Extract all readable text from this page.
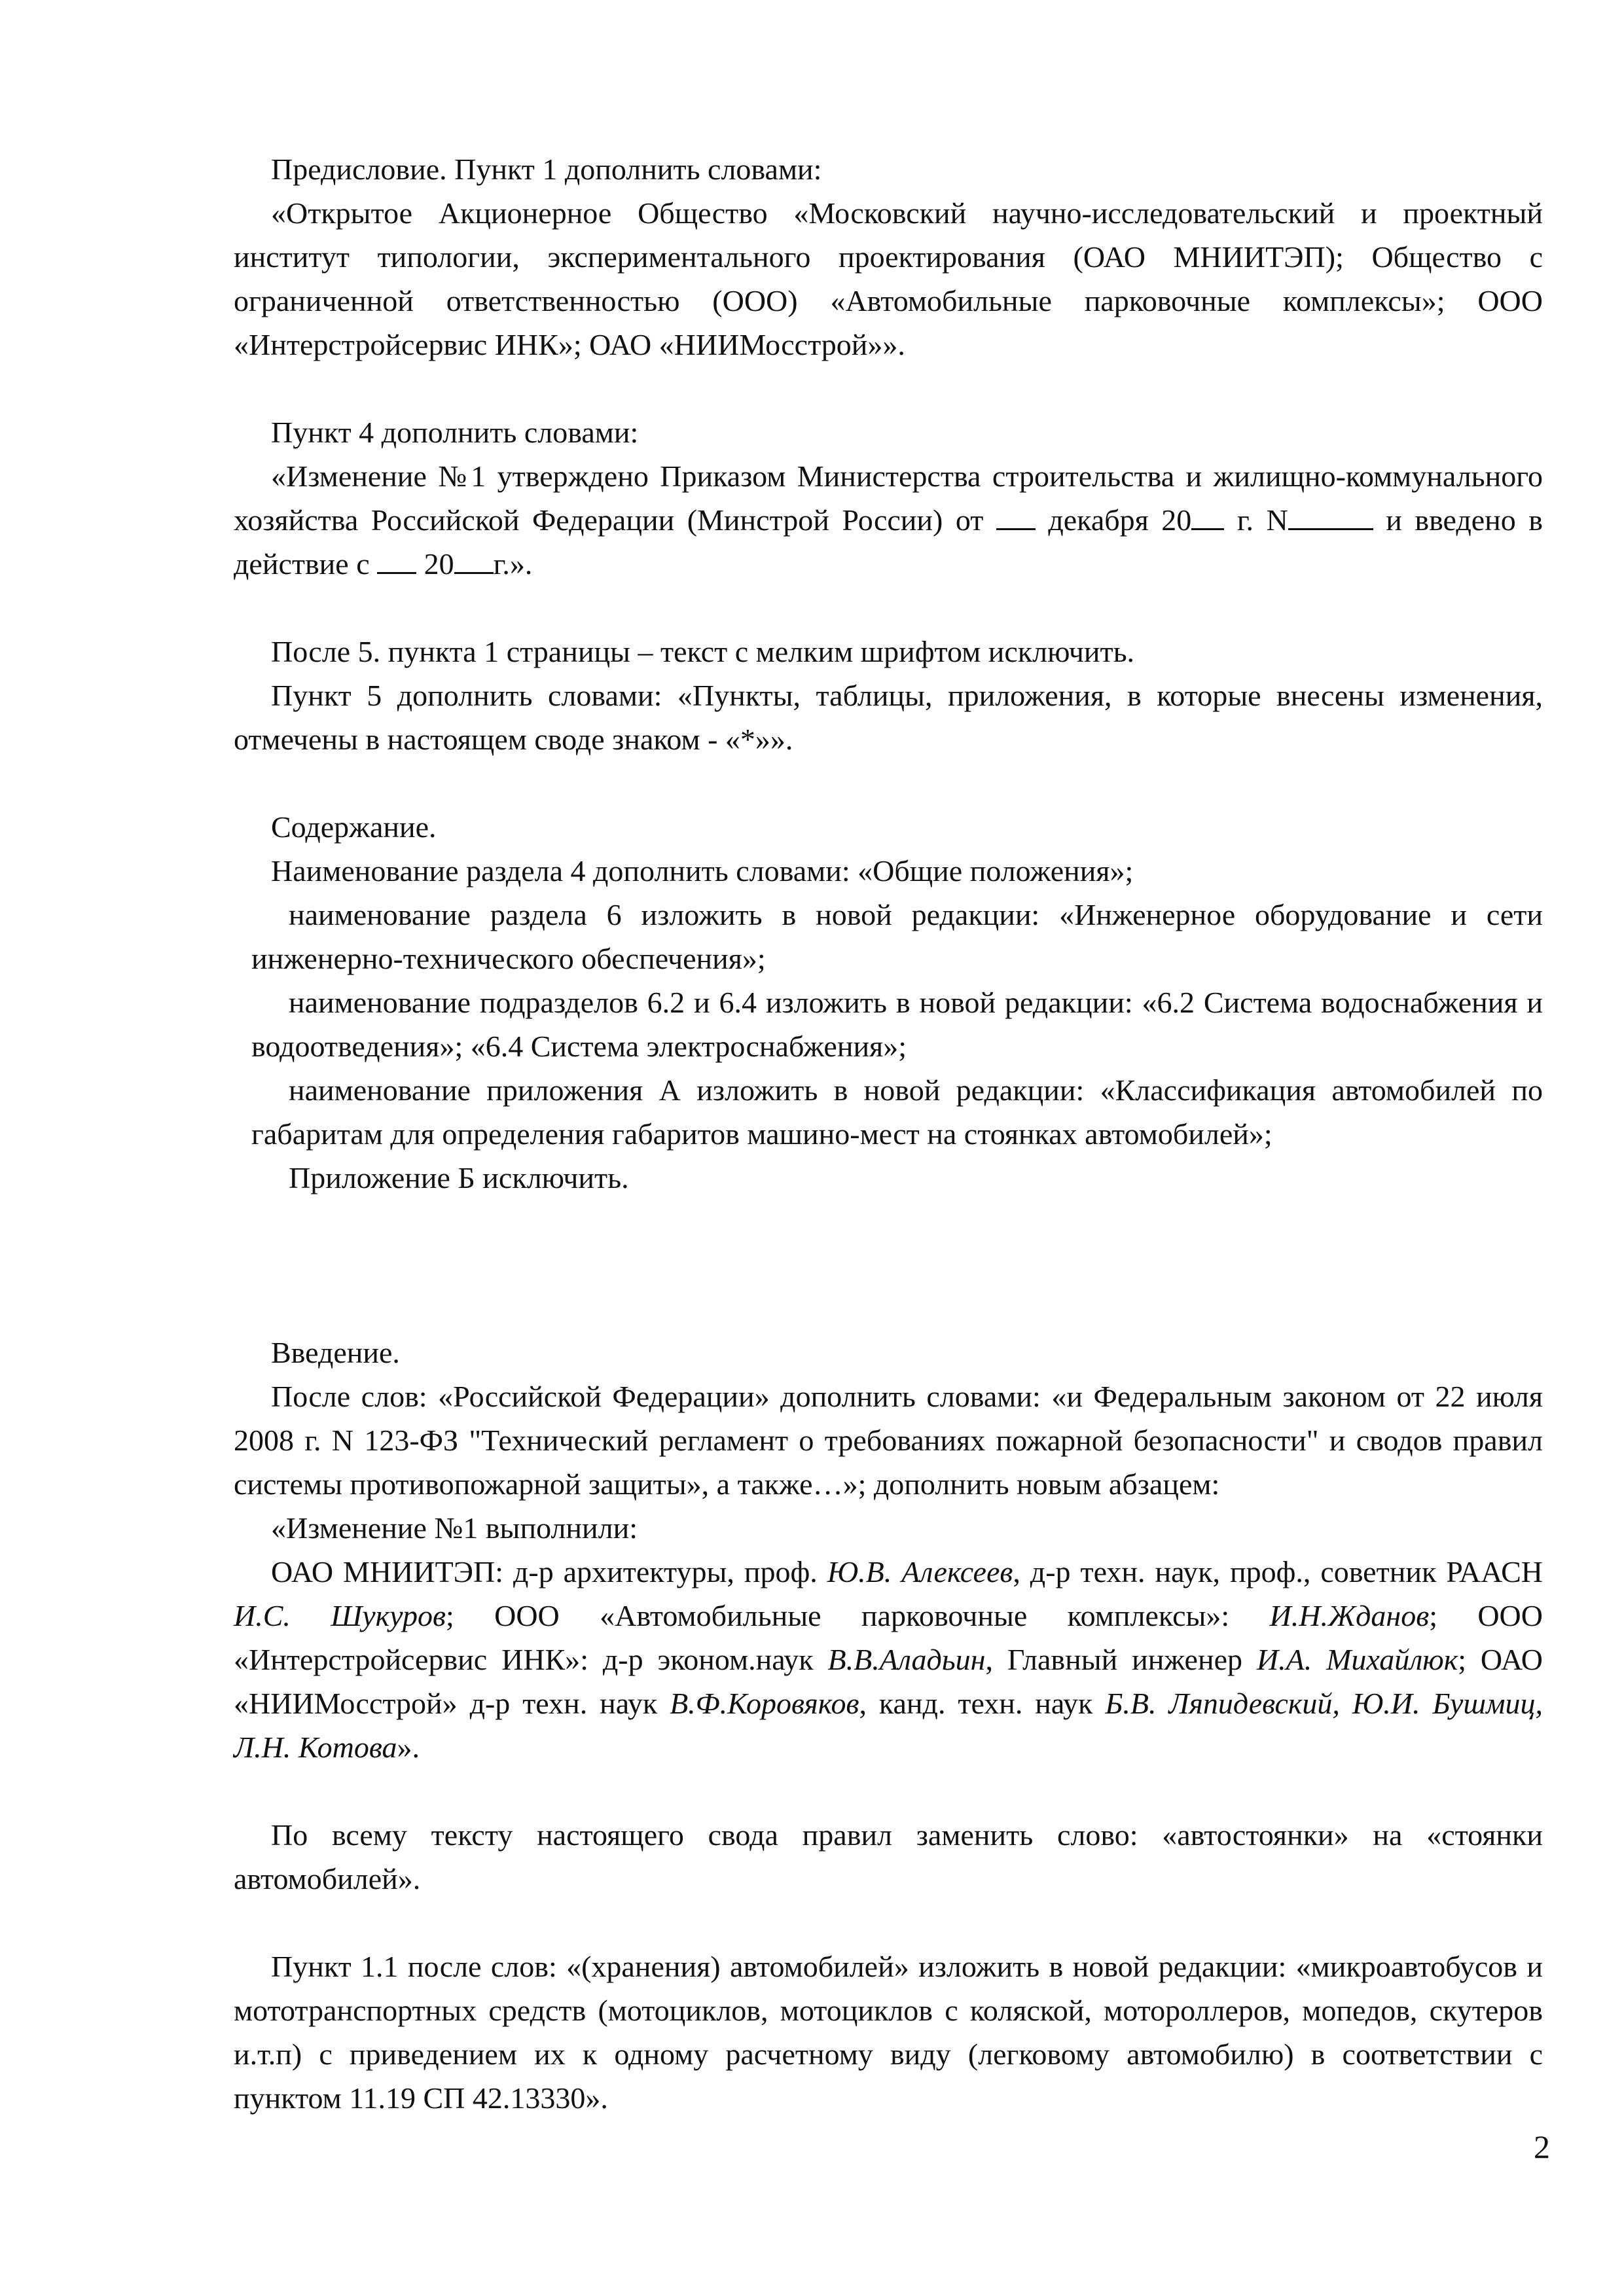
Предисловие. Пункт 1 дополнить словами:

«Открытое Акционерное Общество «Московский научно-исследовательский и проектный институт типологии, экспериментального проектирования (ОАО МНИИТЭП); Общество с ограниченной ответственностью (ООО) «Автомобильные парковочные комплексы»; ООО «Интерстройсервис ИНК»; ОАО «НИИМосстрой»».

Пункт 4 дополнить словами:

«Изменение №1 утверждено Приказом Министерства строительства и жилищно-коммунального хозяйства Российской Федерации (Минстрой России) от  декабря 20 г. N	и введено в действие с  20 г.».

После 5. пункта 1 страницы – текст с мелким шрифтом исключить.

Пункт 5 дополнить словами: «Пункты, таблицы, приложения, в которые внесены изменения, отмечены в настоящем своде знаком - «*»».

Содержание.

Наименование раздела 4 дополнить словами: «Общие положения»;

наименование раздела 6 изложить в новой редакции: «Инженерное оборудование и сети инженерно-технического обеспечения»;

наименование подразделов 6.2 и 6.4 изложить в новой редакции: «6.2 Система водоснабжения и водоотведения»; «6.4 Система электроснабжения»;

наименование приложения А изложить в новой редакции: «Классификация автомобилей по габаритам для определения габаритов машино-мест на стоянках автомобилей»;

Приложение Б исключить.

Введение.

После слов: «Российской Федерации» дополнить словами: «и Федеральным законом от 22 июля 2008 г. N 123-ФЗ "Технический регламент о требованиях пожарной безопасности" и сводов правил системы противопожарной защиты», а также…»; дополнить новым абзацем:

«Изменение №1 выполнили:

ОАО МНИИТЭП: д-р архитектуры, проф. Ю.В. Алексеев, д-р техн. наук, проф., советник РААСН И.С. Шукуров; ООО «Автомобильные парковочные комплексы»: И.Н.Жданов; ООО «Интерстройсервис ИНК»: д-р эконом.наук В.В.Аладьин, Главный инженер И.А. Михайлюк; ОАО «НИИМосстрой» д-р техн. наук В.Ф.Коровяков, канд. техн. наук Б.В. Ляпидевский, Ю.И. Бушмиц, Л.Н. Котова».

По всему тексту настоящего свода правил заменить слово: «автостоянки» на «стоянки автомобилей».

Пункт 1.1 после слов: «(хранения) автомобилей» изложить в новой редакции: «микроавтобусов и мототранспортных средств (мотоциклов, мотоциклов с коляской, мотороллеров, мопедов, скутеров и.т.п) с приведением их к одному расчетному виду (легковому автомобилю) в соответствии с пунктом 11.19 СП 42.13330».

2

Challenge
Leave the images out and output the remaining material exactly as it stands.

Exercise result
Extract all readable text from this page.
Предисловие. Пункт 1 дополнить словами:

«Открытое Акционерное Общество «Московский научно-исследовательский и проектный институт типологии, экспериментального проектирования (ОАО МНИИТЭП); Общество с ограниченной ответственностью (ООО) «Автомобильные парковочные комплексы»; ООО «Интерстройсервис ИНК»; ОАО «НИИМосстрой»».

Пункт 4 дополнить словами:

«Изменение №1 утверждено Приказом Министерства строительства и жилищно-коммунального хозяйства Российской Федерации (Минстрой России) от  декабря 20 г. N	и введено в действие с  20 г.».

После 5. пункта 1 страницы – текст с мелким шрифтом исключить.

Пункт 5 дополнить словами: «Пункты, таблицы, приложения, в которые внесены изменения, отмечены в настоящем своде знаком - «*»».

Содержание.

Наименование раздела 4 дополнить словами: «Общие положения»;

наименование раздела 6 изложить в новой редакции: «Инженерное оборудование и сети инженерно-технического обеспечения»;

наименование подразделов 6.2 и 6.4 изложить в новой редакции: «6.2 Система водоснабжения и водоотведения»; «6.4 Система электроснабжения»;

наименование приложения А изложить в новой редакции: «Классификация автомобилей по габаритам для определения габаритов машино-мест на стоянках автомобилей»;

Приложение Б исключить.

Введение.

После слов: «Российской Федерации» дополнить словами: «и Федеральным законом от 22 июля 2008 г. N 123-ФЗ "Технический регламент о требованиях пожарной безопасности" и сводов правил системы противопожарной защиты», а также…»; дополнить новым абзацем:

«Изменение №1 выполнили:

ОАО МНИИТЭП: д-р архитектуры, проф. Ю.В. Алексеев, д-р техн. наук, проф., советник РААСН И.С. Шукуров; ООО «Автомобильные парковочные комплексы»: И.Н.Жданов; ООО «Интерстройсервис ИНК»: д-р эконом.наук В.В.Аладьин, Главный инженер И.А. Михайлюк; ОАО «НИИМосстрой» д-р техн. наук В.Ф.Коровяков, канд. техн. наук Б.В. Ляпидевский, Ю.И. Бушмиц, Л.Н. Котова».

По всему тексту настоящего свода правил заменить слово: «автостоянки» на «стоянки автомобилей».

Пункт 1.1 после слов: «(хранения) автомобилей» изложить в новой редакции: «микроавтобусов и мототранспортных средств (мотоциклов, мотоциклов с коляской, мотороллеров, мопедов, скутеров и.т.п) с приведением их к одному расчетному виду (легковому автомобилю) в соответствии с пунктом 11.19 СП 42.13330».

2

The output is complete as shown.